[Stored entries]
----------------

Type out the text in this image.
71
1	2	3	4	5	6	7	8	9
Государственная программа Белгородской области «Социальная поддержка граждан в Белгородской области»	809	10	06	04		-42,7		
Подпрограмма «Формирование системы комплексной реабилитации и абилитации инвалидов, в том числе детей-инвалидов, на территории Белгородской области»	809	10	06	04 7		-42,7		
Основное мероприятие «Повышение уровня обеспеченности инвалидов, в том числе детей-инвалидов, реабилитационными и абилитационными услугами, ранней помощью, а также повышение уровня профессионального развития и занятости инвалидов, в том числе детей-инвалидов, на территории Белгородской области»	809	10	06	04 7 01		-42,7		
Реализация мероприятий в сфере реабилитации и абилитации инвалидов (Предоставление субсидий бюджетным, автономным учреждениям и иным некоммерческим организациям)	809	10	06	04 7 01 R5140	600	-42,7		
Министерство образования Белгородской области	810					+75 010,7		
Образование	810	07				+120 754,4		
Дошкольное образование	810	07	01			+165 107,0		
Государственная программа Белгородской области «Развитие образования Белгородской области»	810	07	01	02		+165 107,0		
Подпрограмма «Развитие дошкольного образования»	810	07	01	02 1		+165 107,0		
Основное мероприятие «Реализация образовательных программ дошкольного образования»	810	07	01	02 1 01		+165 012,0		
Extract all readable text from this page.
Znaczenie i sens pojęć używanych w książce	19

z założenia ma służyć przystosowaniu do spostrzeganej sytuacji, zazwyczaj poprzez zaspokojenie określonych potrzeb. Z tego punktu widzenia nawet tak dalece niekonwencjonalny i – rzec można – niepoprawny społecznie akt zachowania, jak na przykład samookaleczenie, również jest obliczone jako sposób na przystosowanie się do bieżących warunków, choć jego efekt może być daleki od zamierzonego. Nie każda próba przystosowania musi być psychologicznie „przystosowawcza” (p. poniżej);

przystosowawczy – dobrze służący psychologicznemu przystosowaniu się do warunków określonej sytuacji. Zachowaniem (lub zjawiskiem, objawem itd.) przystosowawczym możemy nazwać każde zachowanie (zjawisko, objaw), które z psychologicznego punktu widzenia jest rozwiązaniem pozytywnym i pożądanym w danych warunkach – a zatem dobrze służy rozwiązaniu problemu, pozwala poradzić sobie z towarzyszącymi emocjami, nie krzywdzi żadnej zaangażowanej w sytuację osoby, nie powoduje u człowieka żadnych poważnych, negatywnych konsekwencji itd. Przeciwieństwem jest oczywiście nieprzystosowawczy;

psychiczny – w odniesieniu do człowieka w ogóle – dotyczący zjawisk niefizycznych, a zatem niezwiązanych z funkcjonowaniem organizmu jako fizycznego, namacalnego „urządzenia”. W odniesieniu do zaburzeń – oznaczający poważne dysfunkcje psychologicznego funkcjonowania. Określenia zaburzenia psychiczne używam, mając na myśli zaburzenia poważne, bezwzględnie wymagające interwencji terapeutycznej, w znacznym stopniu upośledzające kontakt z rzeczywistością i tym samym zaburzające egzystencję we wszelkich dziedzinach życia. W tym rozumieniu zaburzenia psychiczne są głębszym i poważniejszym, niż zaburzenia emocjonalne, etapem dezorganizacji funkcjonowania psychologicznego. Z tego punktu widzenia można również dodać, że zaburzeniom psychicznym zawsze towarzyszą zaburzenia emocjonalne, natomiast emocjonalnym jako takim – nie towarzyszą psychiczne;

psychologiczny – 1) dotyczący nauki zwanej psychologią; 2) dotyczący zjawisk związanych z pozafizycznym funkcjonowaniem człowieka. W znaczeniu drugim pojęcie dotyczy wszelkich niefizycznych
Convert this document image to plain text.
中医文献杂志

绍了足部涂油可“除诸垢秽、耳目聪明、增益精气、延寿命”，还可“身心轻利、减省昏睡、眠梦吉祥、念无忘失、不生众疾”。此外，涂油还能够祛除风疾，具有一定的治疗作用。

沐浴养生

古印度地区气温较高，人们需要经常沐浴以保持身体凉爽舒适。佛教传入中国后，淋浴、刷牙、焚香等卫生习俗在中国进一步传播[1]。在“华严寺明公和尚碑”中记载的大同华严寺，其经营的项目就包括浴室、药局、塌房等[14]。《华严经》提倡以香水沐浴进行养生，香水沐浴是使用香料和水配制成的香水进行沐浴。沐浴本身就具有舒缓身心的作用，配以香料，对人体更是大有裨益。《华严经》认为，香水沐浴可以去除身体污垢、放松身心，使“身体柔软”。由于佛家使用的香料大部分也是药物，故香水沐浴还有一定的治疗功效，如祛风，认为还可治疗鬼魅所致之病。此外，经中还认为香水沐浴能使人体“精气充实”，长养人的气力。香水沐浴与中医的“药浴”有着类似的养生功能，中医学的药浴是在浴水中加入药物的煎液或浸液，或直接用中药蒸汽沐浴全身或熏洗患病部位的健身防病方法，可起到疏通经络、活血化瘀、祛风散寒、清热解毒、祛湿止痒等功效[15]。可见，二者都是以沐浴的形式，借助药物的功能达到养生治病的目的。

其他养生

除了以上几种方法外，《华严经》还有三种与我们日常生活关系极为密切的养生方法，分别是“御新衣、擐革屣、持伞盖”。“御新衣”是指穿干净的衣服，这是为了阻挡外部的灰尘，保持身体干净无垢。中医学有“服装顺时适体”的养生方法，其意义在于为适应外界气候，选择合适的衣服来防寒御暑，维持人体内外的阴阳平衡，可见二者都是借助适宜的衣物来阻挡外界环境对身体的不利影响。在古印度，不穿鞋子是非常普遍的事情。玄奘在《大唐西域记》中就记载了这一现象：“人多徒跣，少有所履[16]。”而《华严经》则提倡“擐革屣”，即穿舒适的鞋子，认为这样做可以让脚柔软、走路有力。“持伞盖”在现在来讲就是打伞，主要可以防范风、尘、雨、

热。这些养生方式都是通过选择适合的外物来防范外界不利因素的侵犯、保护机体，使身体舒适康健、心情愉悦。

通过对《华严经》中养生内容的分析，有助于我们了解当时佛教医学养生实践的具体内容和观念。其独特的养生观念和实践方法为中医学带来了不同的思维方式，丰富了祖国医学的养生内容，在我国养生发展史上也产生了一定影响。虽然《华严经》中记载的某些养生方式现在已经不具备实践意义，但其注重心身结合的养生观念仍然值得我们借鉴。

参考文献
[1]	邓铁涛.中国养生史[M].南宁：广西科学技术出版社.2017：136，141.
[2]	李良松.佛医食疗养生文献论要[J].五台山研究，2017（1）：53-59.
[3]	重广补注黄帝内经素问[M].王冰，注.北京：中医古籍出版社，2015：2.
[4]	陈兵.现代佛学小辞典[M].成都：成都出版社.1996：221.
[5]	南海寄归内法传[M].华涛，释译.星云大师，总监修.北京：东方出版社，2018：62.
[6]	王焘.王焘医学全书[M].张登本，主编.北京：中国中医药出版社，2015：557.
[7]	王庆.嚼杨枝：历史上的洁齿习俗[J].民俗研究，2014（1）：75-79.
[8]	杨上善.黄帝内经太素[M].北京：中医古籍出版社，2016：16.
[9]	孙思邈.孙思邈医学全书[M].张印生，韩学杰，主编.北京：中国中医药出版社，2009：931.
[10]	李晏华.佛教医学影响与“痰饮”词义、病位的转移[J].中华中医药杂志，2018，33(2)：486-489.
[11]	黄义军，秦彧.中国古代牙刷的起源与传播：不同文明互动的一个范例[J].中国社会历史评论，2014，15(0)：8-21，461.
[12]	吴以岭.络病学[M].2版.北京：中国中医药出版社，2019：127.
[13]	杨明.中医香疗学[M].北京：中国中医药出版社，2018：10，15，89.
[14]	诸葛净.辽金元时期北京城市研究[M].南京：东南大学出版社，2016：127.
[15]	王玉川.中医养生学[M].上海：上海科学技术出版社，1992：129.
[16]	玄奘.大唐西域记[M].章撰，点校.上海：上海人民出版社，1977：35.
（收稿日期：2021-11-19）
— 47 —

----------------

Brief. Find the line containing "Convert this document image to plain text.", then output it and every line after it to the end of the data, exactly.

Solution for this task.
Convert this document image to plain text.
中医文献杂志

绍了足部涂油可“除诸垢秽、耳目聪明、增益精气、延寿命”，还可“身心轻利、减省昏睡、眠梦吉祥、念无忘失、不生众疾”。此外，涂油还能够祛除风疾，具有一定的治疗作用。

沐浴养生

古印度地区气温较高，人们需要经常沐浴以保持身体凉爽舒适。佛教传入中国后，淋浴、刷牙、焚香等卫生习俗在中国进一步传播[1]。在“华严寺明公和尚碑”中记载的大同华严寺，其经营的项目就包括浴室、药局、塌房等[14]。《华严经》提倡以香水沐浴进行养生，香水沐浴是使用香料和水配制成的香水进行沐浴。沐浴本身就具有舒缓身心的作用，配以香料，对人体更是大有裨益。《华严经》认为，香水沐浴可以去除身体污垢、放松身心，使“身体柔软”。由于佛家使用的香料大部分也是药物，故香水沐浴还有一定的治疗功效，如祛风，认为还可治疗鬼魅所致之病。此外，经中还认为香水沐浴能使人体“精气充实”，长养人的气力。香水沐浴与中医的“药浴”有着类似的养生功能，中医学的药浴是在浴水中加入药物的煎液或浸液，或直接用中药蒸汽沐浴全身或熏洗患病部位的健身防病方法，可起到疏通经络、活血化瘀、祛风散寒、清热解毒、祛湿止痒等功效[15]。可见，二者都是以沐浴的形式，借助药物的功能达到养生治病的目的。

其他养生

除了以上几种方法外，《华严经》还有三种与我们日常生活关系极为密切的养生方法，分别是“御新衣、擐革屣、持伞盖”。“御新衣”是指穿干净的衣服，这是为了阻挡外部的灰尘，保持身体干净无垢。中医学有“服装顺时适体”的养生方法，其意义在于为适应外界气候，选择合适的衣服来防寒御暑，维持人体内外的阴阳平衡，可见二者都是借助适宜的衣物来阻挡外界环境对身体的不利影响。在古印度，不穿鞋子是非常普遍的事情。玄奘在《大唐西域记》中就记载了这一现象：“人多徒跣，少有所履[16]。”而《华严经》则提倡“擐革屣”，即穿舒适的鞋子，认为这样做可以让脚柔软、走路有力。“持伞盖”在现在来讲就是打伞，主要可以防范风、尘、雨、

热。这些养生方式都是通过选择适合的外物来防范外界不利因素的侵犯、保护机体，使身体舒适康健、心情愉悦。

通过对《华严经》中养生内容的分析，有助于我们了解当时佛教医学养生实践的具体内容和观念。其独特的养生观念和实践方法为中医学带来了不同的思维方式，丰富了祖国医学的养生内容，在我国养生发展史上也产生了一定影响。虽然《华严经》中记载的某些养生方式现在已经不具备实践意义，但其注重心身结合的养生观念仍然值得我们借鉴。

参考文献
[1]	邓铁涛.中国养生史[M].南宁：广西科学技术出版社.2017：136，141.
[2]	李良松.佛医食疗养生文献论要[J].五台山研究，2017（1）：53-59.
[3]	重广补注黄帝内经素问[M].王冰，注.北京：中医古籍出版社，2015：2.
[4]	陈兵.现代佛学小辞典[M].成都：成都出版社.1996：221.
[5]	南海寄归内法传[M].华涛，释译.星云大师，总监修.北京：东方出版社，2018：62.
[6]	王焘.王焘医学全书[M].张登本，主编.北京：中国中医药出版社，2015：557.
[7]	王庆.嚼杨枝：历史上的洁齿习俗[J].民俗研究，2014（1）：75-79.
[8]	杨上善.黄帝内经太素[M].北京：中医古籍出版社，2016：16.
[9]	孙思邈.孙思邈医学全书[M].张印生，韩学杰，主编.北京：中国中医药出版社，2009：931.
[10]	李晏华.佛教医学影响与“痰饮”词义、病位的转移[J].中华中医药杂志，2018，33(2)：486-489.
[11]	黄义军，秦彧.中国古代牙刷的起源与传播：不同文明互动的一个范例[J].中国社会历史评论，2014，15(0)：8-21，461.
[12]	吴以岭.络病学[M].2版.北京：中国中医药出版社，2019：127.
[13]	杨明.中医香疗学[M].北京：中国中医药出版社，2018：10，15，89.
[14]	诸葛净.辽金元时期北京城市研究[M].南京：东南大学出版社，2016：127.
[15]	王玉川.中医养生学[M].上海：上海科学技术出版社，1992：129.
[16]	玄奘.大唐西域记[M].章撰，点校.上海：上海人民出版社，1977：35.
（收稿日期：2021-11-19）
— 47 —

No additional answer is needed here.